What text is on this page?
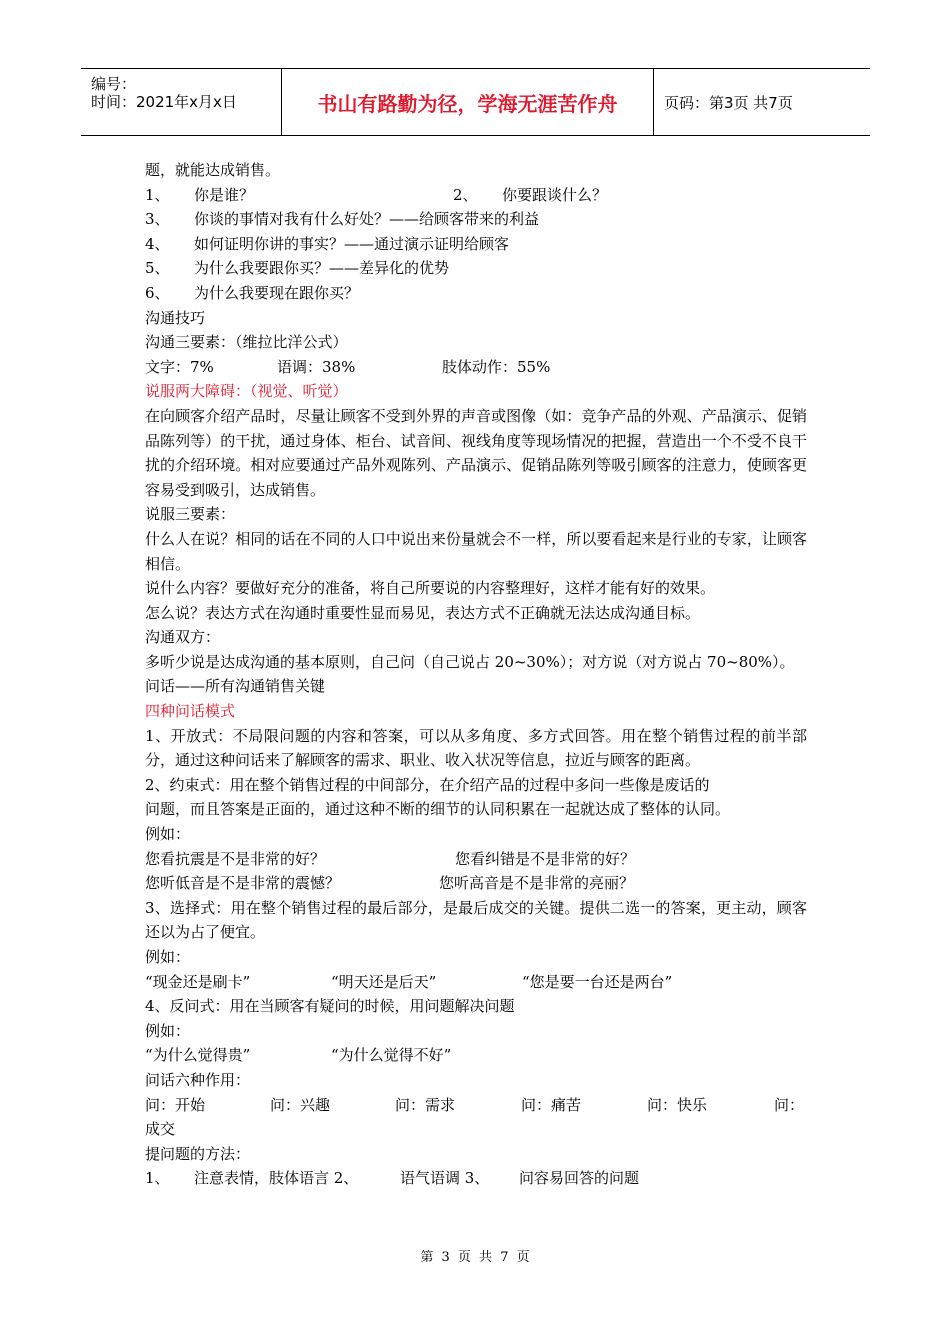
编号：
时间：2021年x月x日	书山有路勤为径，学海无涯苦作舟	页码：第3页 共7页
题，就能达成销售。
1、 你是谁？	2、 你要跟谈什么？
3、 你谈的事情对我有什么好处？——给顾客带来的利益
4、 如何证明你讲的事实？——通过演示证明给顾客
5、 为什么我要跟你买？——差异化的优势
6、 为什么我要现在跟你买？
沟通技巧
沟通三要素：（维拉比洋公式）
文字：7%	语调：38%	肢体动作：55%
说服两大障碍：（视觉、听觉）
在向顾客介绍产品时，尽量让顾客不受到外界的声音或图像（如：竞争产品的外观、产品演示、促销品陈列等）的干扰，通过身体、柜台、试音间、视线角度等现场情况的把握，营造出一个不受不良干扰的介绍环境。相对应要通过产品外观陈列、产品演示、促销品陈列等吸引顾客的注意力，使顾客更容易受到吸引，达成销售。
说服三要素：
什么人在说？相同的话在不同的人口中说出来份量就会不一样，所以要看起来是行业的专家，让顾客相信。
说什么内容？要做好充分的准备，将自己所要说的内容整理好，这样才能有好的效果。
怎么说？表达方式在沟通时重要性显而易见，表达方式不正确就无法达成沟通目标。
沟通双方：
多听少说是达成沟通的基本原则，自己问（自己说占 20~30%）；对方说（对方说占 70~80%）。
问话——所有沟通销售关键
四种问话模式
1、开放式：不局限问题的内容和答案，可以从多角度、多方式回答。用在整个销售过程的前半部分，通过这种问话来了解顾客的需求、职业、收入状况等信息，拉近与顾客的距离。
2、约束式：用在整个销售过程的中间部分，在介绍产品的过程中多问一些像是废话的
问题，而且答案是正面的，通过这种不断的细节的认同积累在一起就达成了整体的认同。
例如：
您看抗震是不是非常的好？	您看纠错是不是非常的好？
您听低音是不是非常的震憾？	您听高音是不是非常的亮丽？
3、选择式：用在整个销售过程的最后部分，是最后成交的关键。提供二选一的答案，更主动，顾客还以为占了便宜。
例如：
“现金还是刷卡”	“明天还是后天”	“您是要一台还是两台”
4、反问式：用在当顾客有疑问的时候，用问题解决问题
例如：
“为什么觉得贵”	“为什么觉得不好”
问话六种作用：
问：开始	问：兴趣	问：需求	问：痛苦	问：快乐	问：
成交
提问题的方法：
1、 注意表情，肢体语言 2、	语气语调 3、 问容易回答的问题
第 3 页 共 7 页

--*--

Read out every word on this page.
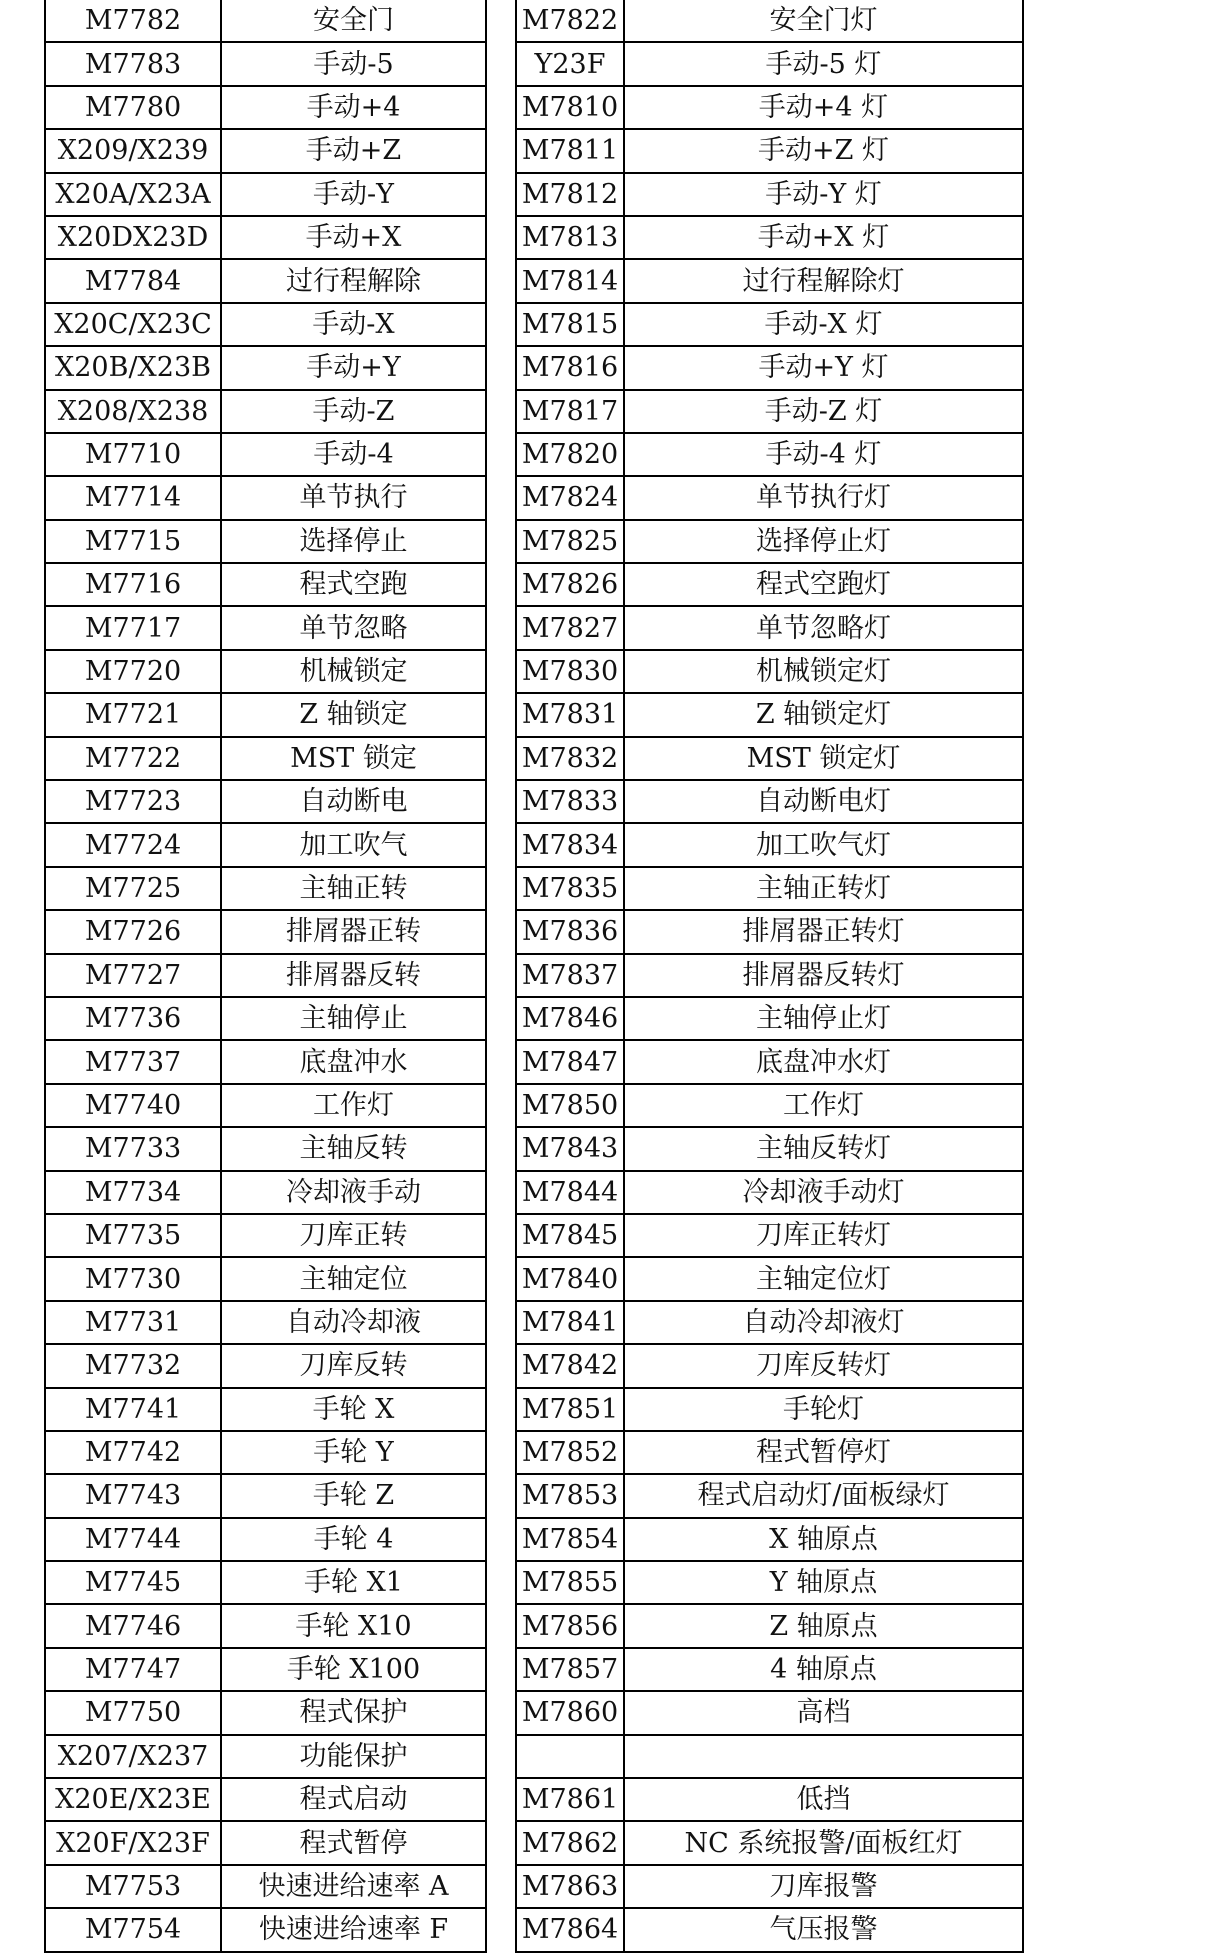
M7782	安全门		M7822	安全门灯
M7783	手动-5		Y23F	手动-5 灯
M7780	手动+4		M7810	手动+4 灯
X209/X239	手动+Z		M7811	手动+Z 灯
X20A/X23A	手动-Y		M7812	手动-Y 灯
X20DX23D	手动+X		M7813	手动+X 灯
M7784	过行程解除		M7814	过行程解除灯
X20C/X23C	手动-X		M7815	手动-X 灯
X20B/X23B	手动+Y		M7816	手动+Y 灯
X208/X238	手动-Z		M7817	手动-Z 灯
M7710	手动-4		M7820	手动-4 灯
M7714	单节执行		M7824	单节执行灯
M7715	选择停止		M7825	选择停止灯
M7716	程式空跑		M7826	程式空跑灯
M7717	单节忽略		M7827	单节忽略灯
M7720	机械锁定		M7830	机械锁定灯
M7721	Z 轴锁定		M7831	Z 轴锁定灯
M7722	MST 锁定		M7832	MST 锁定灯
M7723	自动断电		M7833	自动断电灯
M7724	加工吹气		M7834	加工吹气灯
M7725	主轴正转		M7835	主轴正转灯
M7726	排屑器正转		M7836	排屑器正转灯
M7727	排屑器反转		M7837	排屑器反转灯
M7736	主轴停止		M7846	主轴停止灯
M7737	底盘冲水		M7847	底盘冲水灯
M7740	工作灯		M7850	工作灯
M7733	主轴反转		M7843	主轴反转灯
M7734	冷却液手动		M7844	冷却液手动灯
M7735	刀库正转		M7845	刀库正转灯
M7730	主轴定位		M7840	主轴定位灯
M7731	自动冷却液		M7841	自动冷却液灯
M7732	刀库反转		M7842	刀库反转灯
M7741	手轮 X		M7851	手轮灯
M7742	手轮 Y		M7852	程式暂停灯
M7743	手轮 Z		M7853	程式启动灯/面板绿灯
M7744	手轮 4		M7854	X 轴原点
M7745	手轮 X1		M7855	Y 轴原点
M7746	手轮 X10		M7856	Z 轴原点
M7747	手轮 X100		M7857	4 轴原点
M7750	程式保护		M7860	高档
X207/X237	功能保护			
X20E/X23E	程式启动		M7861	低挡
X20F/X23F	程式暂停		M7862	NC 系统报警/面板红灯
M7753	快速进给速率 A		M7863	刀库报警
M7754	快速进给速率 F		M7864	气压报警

--*--

Task instructions ▸
Using the records above, copy each line that contains "this".

Task result ▸
What text is on this page?
Read out every word on this page.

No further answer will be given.